### Written exercise
Locate every line in the records below that holds the word "Tuesday" and return each one.

### Data records
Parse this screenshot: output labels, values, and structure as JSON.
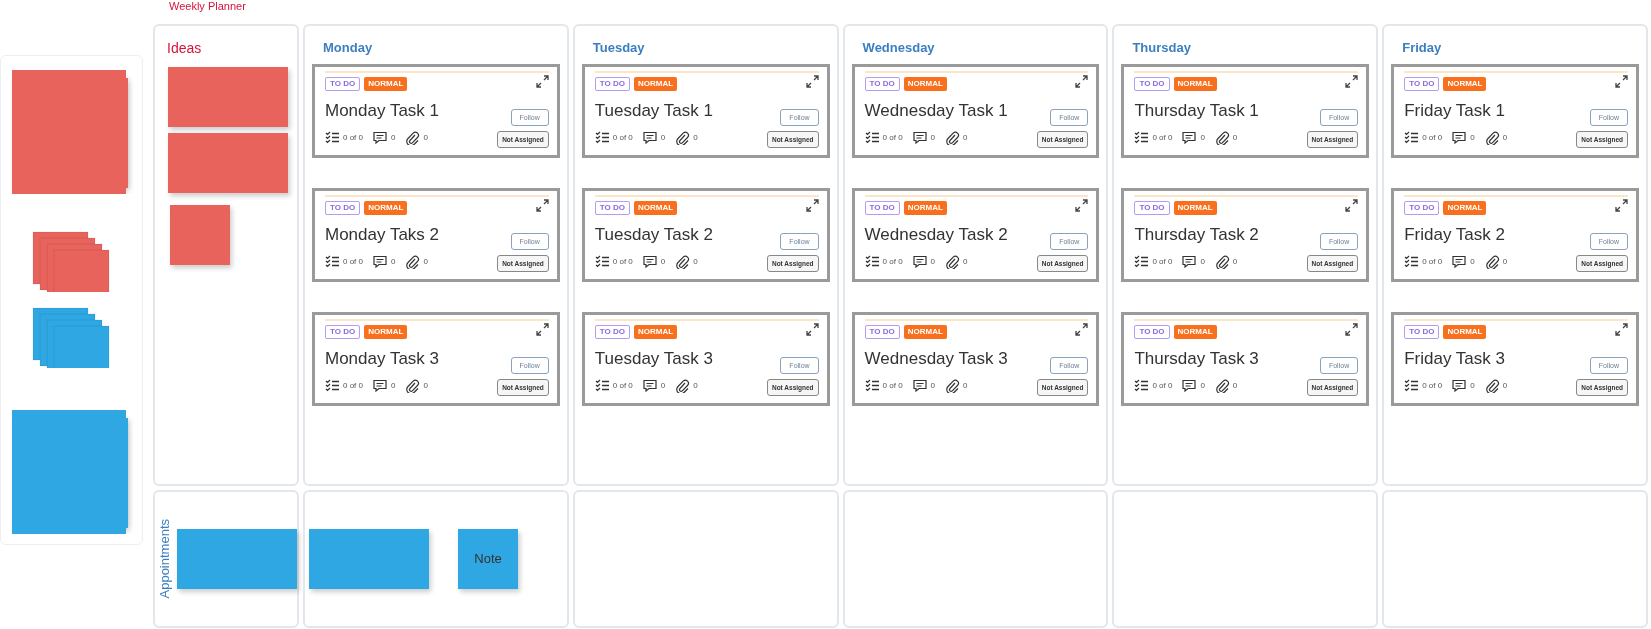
{
  "title": "Weekly Planner",
  "palette": [
    {
      "kind": "large",
      "color": "#e8635b"
    },
    {
      "kind": "small",
      "color": "#e8635b"
    },
    {
      "kind": "small",
      "color": "#2ea7e2"
    },
    {
      "kind": "large",
      "color": "#2ea7e2"
    }
  ],
  "ideas": {
    "label": "Ideas",
    "notes": [
      {
        "kind": "wide"
      },
      {
        "kind": "wide"
      },
      {
        "kind": "square"
      }
    ]
  },
  "days": [
    {
      "name": "Monday",
      "tasks": [
        {
          "status": "TO DO",
          "priority": "NORMAL",
          "title": "Monday Task 1",
          "checklist": "0 of 0",
          "comments": "0",
          "attachments": "0",
          "follow": "Follow",
          "assignee": "Not Assigned"
        },
        {
          "status": "TO DO",
          "priority": "NORMAL",
          "title": "Monday Taks 2",
          "checklist": "0 of 0",
          "comments": "0",
          "attachments": "0",
          "follow": "Follow",
          "assignee": "Not Assigned"
        },
        {
          "status": "TO DO",
          "priority": "NORMAL",
          "title": "Monday Task 3",
          "checklist": "0 of 0",
          "comments": "0",
          "attachments": "0",
          "follow": "Follow",
          "assignee": "Not Assigned"
        }
      ]
    },
    {
      "name": "Tuesday",
      "tasks": [
        {
          "status": "TO DO",
          "priority": "NORMAL",
          "title": "Tuesday Task 1",
          "checklist": "0 of 0",
          "comments": "0",
          "attachments": "0",
          "follow": "Follow",
          "assignee": "Not Assigned"
        },
        {
          "status": "TO DO",
          "priority": "NORMAL",
          "title": "Tuesday Task 2",
          "checklist": "0 of 0",
          "comments": "0",
          "attachments": "0",
          "follow": "Follow",
          "assignee": "Not Assigned"
        },
        {
          "status": "TO DO",
          "priority": "NORMAL",
          "title": "Tuesday Task 3",
          "checklist": "0 of 0",
          "comments": "0",
          "attachments": "0",
          "follow": "Follow",
          "assignee": "Not Assigned"
        }
      ]
    },
    {
      "name": "Wednesday",
      "tasks": [
        {
          "status": "TO DO",
          "priority": "NORMAL",
          "title": "Wednesday Task 1",
          "checklist": "0 of 0",
          "comments": "0",
          "attachments": "0",
          "follow": "Follow",
          "assignee": "Not Assigned"
        },
        {
          "status": "TO DO",
          "priority": "NORMAL",
          "title": "Wednesday Task 2",
          "checklist": "0 of 0",
          "comments": "0",
          "attachments": "0",
          "follow": "Follow",
          "assignee": "Not Assigned"
        },
        {
          "status": "TO DO",
          "priority": "NORMAL",
          "title": "Wednesday Task 3",
          "checklist": "0 of 0",
          "comments": "0",
          "attachments": "0",
          "follow": "Follow",
          "assignee": "Not Assigned"
        }
      ]
    },
    {
      "name": "Thursday",
      "tasks": [
        {
          "status": "TO DO",
          "priority": "NORMAL",
          "title": "Thursday Task 1",
          "checklist": "0 of 0",
          "comments": "0",
          "attachments": "0",
          "follow": "Follow",
          "assignee": "Not Assigned"
        },
        {
          "status": "TO DO",
          "priority": "NORMAL",
          "title": "Thursday Task 2",
          "checklist": "0 of 0",
          "comments": "0",
          "attachments": "0",
          "follow": "Follow",
          "assignee": "Not Assigned"
        },
        {
          "status": "TO DO",
          "priority": "NORMAL",
          "title": "Thursday Task 3",
          "checklist": "0 of 0",
          "comments": "0",
          "attachments": "0",
          "follow": "Follow",
          "assignee": "Not Assigned"
        }
      ]
    },
    {
      "name": "Friday",
      "tasks": [
        {
          "status": "TO DO",
          "priority": "NORMAL",
          "title": "Friday Task 1",
          "checklist": "0 of 0",
          "comments": "0",
          "attachments": "0",
          "follow": "Follow",
          "assignee": "Not Assigned"
        },
        {
          "status": "TO DO",
          "priority": "NORMAL",
          "title": "Friday Task 2",
          "checklist": "0 of 0",
          "comments": "0",
          "attachments": "0",
          "follow": "Follow",
          "assignee": "Not Assigned"
        },
        {
          "status": "TO DO",
          "priority": "NORMAL",
          "title": "Friday Task 3",
          "checklist": "0 of 0",
          "comments": "0",
          "attachments": "0",
          "follow": "Follow",
          "assignee": "Not Assigned"
        }
      ]
    }
  ],
  "appointments": {
    "label": "Appointments",
    "cells": [
      {
        "notes": [
          {
            "kind": "wide"
          }
        ]
      },
      {
        "notes": [
          {
            "kind": "wide"
          },
          {
            "kind": "square",
            "text": "Note"
          }
        ]
      }
    ]
  }
}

### The solution
      "name": "Tuesday",
          "title": "Tuesday Task 1",
          "title": "Tuesday Task 2",
          "title": "Tuesday Task 3",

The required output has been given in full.